Exercise objective
Exactly repeat the material, dropping only the pictures.

## Begin Input for this task

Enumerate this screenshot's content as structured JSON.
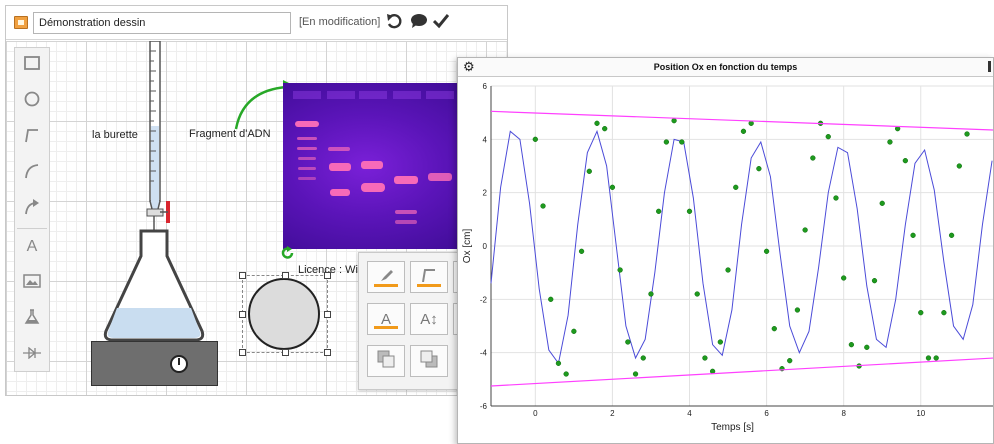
{
  "editor": {
    "title_value": "Démonstration dessin",
    "status": "[En modification]",
    "icons": [
      "document-icon",
      "undo-icon",
      "comment-icon",
      "check-icon"
    ]
  },
  "toolbar": {
    "tools": [
      "rectangle-tool",
      "ellipse-tool",
      "polyline-tool",
      "curve-tool",
      "arrow-tool",
      "text-tool",
      "image-tool",
      "lab-equipment-tool",
      "circuit-tool"
    ],
    "text_tool_glyph": "A"
  },
  "canvas": {
    "burette_label": "la burette",
    "dna_label": "Fragment d'ADN",
    "licence": "Licence : Wikipedia (GFDL & CC"
  },
  "format_panel": {
    "text_color_glyph": "A",
    "font_size_glyph": "A↕",
    "accent": "#f19a1a"
  },
  "colors": {
    "sine": "#4b4bd8",
    "points": "#1e9a1e",
    "envelope": "#ff40ff"
  },
  "chart_data": {
    "type": "line",
    "title": "Position Ox en fonction du temps",
    "xlabel": "Temps [s]",
    "ylabel": "Ox [cm]",
    "xlim": [
      -1.15,
      11.9
    ],
    "ylim": [
      -6,
      6
    ],
    "xticks": [
      0,
      2,
      4,
      6,
      8,
      10
    ],
    "yticks": [
      -6,
      -4,
      -2,
      0,
      2,
      4,
      6
    ],
    "grid": true,
    "series": [
      {
        "kind": "line",
        "x": [
          -1.15,
          -0.9,
          -0.65,
          -0.4,
          -0.15,
          0.1,
          0.35,
          0.6,
          0.85,
          1.1,
          1.35,
          1.6,
          1.85,
          2.1,
          2.35,
          2.6,
          2.85,
          3.1,
          3.35,
          3.6,
          3.85,
          4.1,
          4.35,
          4.6,
          4.85,
          5.1,
          5.35,
          5.6,
          5.85,
          6.1,
          6.35,
          6.6,
          6.85,
          7.1,
          7.35,
          7.6,
          7.85,
          8.1,
          8.35,
          8.6,
          8.85,
          9.1,
          9.35,
          9.6,
          9.85,
          10.1,
          10.35,
          10.6,
          10.85,
          11.1,
          11.35,
          11.6,
          11.85
        ],
        "y": [
          -1.4,
          2.2,
          4.3,
          4.0,
          1.6,
          -1.6,
          -3.9,
          -4.4,
          -2.6,
          0.8,
          3.5,
          4.3,
          3.0,
          0.0,
          -3.0,
          -4.2,
          -3.5,
          -1.0,
          2.0,
          4.0,
          3.9,
          1.8,
          -1.4,
          -3.7,
          -4.1,
          -2.4,
          0.8,
          3.3,
          3.9,
          2.6,
          -0.3,
          -3.0,
          -4.0,
          -3.2,
          -0.8,
          2.0,
          3.7,
          3.5,
          1.4,
          -1.5,
          -3.5,
          -3.8,
          -2.0,
          0.8,
          3.1,
          3.6,
          2.1,
          -0.6,
          -3.0,
          -3.5,
          -2.2,
          0.8,
          3.2
        ]
      },
      {
        "kind": "scatter",
        "x": [
          0.0,
          0.2,
          0.4,
          0.6,
          0.8,
          1.0,
          1.2,
          1.4,
          1.6,
          1.8,
          2.0,
          2.2,
          2.4,
          2.6,
          2.8,
          3.0,
          3.2,
          3.4,
          3.6,
          3.8,
          4.0,
          4.2,
          4.4,
          4.6,
          4.8,
          5.0,
          5.2,
          5.4,
          5.6,
          5.8,
          6.0,
          6.2,
          6.4,
          6.6,
          6.8,
          7.0,
          7.2,
          7.4,
          7.6,
          7.8,
          8.0,
          8.2,
          8.4,
          8.6,
          8.8,
          9.0,
          9.2,
          9.4,
          9.6,
          9.8,
          10.0,
          10.2,
          10.4,
          10.6,
          10.8,
          11.0,
          11.2
        ],
        "y": [
          4.0,
          1.5,
          -2.0,
          -4.4,
          -4.8,
          -3.2,
          -0.2,
          2.8,
          4.6,
          4.4,
          2.2,
          -0.9,
          -3.6,
          -4.8,
          -4.2,
          -1.8,
          1.3,
          3.9,
          4.7,
          3.9,
          1.3,
          -1.8,
          -4.2,
          -4.7,
          -3.6,
          -0.9,
          2.2,
          4.3,
          4.6,
          2.9,
          -0.2,
          -3.1,
          -4.6,
          -4.3,
          -2.4,
          0.6,
          3.3,
          4.6,
          4.1,
          1.8,
          -1.2,
          -3.7,
          -4.5,
          -3.8,
          -1.3,
          1.6,
          3.9,
          4.4,
          3.2,
          0.4,
          -2.5,
          -4.2,
          -4.2,
          -2.5,
          0.4,
          3.0,
          4.2
        ]
      },
      {
        "kind": "line",
        "x": [
          -1.15,
          11.9
        ],
        "y": [
          5.05,
          4.35
        ]
      },
      {
        "kind": "line",
        "x": [
          -1.15,
          11.9
        ],
        "y": [
          -5.25,
          -4.2
        ]
      }
    ]
  }
}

## End Input for this task

Result
Enumerate this screenshot's content as structured JSON.
{
  "editor": {
    "title_value": "Démonstration dessin",
    "status": "[En modification]",
    "icons": [
      "document-icon",
      "undo-icon",
      "comment-icon",
      "check-icon"
    ]
  },
  "toolbar": {
    "tools": [
      "rectangle-tool",
      "ellipse-tool",
      "polyline-tool",
      "curve-tool",
      "arrow-tool",
      "text-tool",
      "image-tool",
      "lab-equipment-tool",
      "circuit-tool"
    ],
    "text_tool_glyph": "A"
  },
  "canvas": {
    "burette_label": "la burette",
    "dna_label": "Fragment d'ADN",
    "licence": "Licence : Wikipedia (GFDL & CC"
  },
  "format_panel": {
    "text_color_glyph": "A",
    "font_size_glyph": "A↕",
    "accent": "#f19a1a"
  },
  "colors": {
    "sine": "#4b4bd8",
    "points": "#1e9a1e",
    "envelope": "#ff40ff"
  },
  "chart_data": {
    "type": "line",
    "title": "Position Ox en fonction du temps",
    "xlabel": "Temps [s]",
    "ylabel": "Ox [cm]",
    "xlim": [
      -1.15,
      11.9
    ],
    "ylim": [
      -6,
      6
    ],
    "xticks": [
      0,
      2,
      4,
      6,
      8,
      10
    ],
    "yticks": [
      -6,
      -4,
      -2,
      0,
      2,
      4,
      6
    ],
    "grid": true,
    "series": [
      {
        "kind": "line",
        "x": [
          -1.15,
          -0.9,
          -0.65,
          -0.4,
          -0.15,
          0.1,
          0.35,
          0.6,
          0.85,
          1.1,
          1.35,
          1.6,
          1.85,
          2.1,
          2.35,
          2.6,
          2.85,
          3.1,
          3.35,
          3.6,
          3.85,
          4.1,
          4.35,
          4.6,
          4.85,
          5.1,
          5.35,
          5.6,
          5.85,
          6.1,
          6.35,
          6.6,
          6.85,
          7.1,
          7.35,
          7.6,
          7.85,
          8.1,
          8.35,
          8.6,
          8.85,
          9.1,
          9.35,
          9.6,
          9.85,
          10.1,
          10.35,
          10.6,
          10.85,
          11.1,
          11.35,
          11.6,
          11.85
        ],
        "y": [
          -1.4,
          2.2,
          4.3,
          4.0,
          1.6,
          -1.6,
          -3.9,
          -4.4,
          -2.6,
          0.8,
          3.5,
          4.3,
          3.0,
          0.0,
          -3.0,
          -4.2,
          -3.5,
          -1.0,
          2.0,
          4.0,
          3.9,
          1.8,
          -1.4,
          -3.7,
          -4.1,
          -2.4,
          0.8,
          3.3,
          3.9,
          2.6,
          -0.3,
          -3.0,
          -4.0,
          -3.2,
          -0.8,
          2.0,
          3.7,
          3.5,
          1.4,
          -1.5,
          -3.5,
          -3.8,
          -2.0,
          0.8,
          3.1,
          3.6,
          2.1,
          -0.6,
          -3.0,
          -3.5,
          -2.2,
          0.8,
          3.2
        ]
      },
      {
        "kind": "scatter",
        "x": [
          0.0,
          0.2,
          0.4,
          0.6,
          0.8,
          1.0,
          1.2,
          1.4,
          1.6,
          1.8,
          2.0,
          2.2,
          2.4,
          2.6,
          2.8,
          3.0,
          3.2,
          3.4,
          3.6,
          3.8,
          4.0,
          4.2,
          4.4,
          4.6,
          4.8,
          5.0,
          5.2,
          5.4,
          5.6,
          5.8,
          6.0,
          6.2,
          6.4,
          6.6,
          6.8,
          7.0,
          7.2,
          7.4,
          7.6,
          7.8,
          8.0,
          8.2,
          8.4,
          8.6,
          8.8,
          9.0,
          9.2,
          9.4,
          9.6,
          9.8,
          10.0,
          10.2,
          10.4,
          10.6,
          10.8,
          11.0,
          11.2
        ],
        "y": [
          4.0,
          1.5,
          -2.0,
          -4.4,
          -4.8,
          -3.2,
          -0.2,
          2.8,
          4.6,
          4.4,
          2.2,
          -0.9,
          -3.6,
          -4.8,
          -4.2,
          -1.8,
          1.3,
          3.9,
          4.7,
          3.9,
          1.3,
          -1.8,
          -4.2,
          -4.7,
          -3.6,
          -0.9,
          2.2,
          4.3,
          4.6,
          2.9,
          -0.2,
          -3.1,
          -4.6,
          -4.3,
          -2.4,
          0.6,
          3.3,
          4.6,
          4.1,
          1.8,
          -1.2,
          -3.7,
          -4.5,
          -3.8,
          -1.3,
          1.6,
          3.9,
          4.4,
          3.2,
          0.4,
          -2.5,
          -4.2,
          -4.2,
          -2.5,
          0.4,
          3.0,
          4.2
        ]
      },
      {
        "kind": "line",
        "x": [
          -1.15,
          11.9
        ],
        "y": [
          5.05,
          4.35
        ]
      },
      {
        "kind": "line",
        "x": [
          -1.15,
          11.9
        ],
        "y": [
          -5.25,
          -4.2
        ]
      }
    ]
  }
}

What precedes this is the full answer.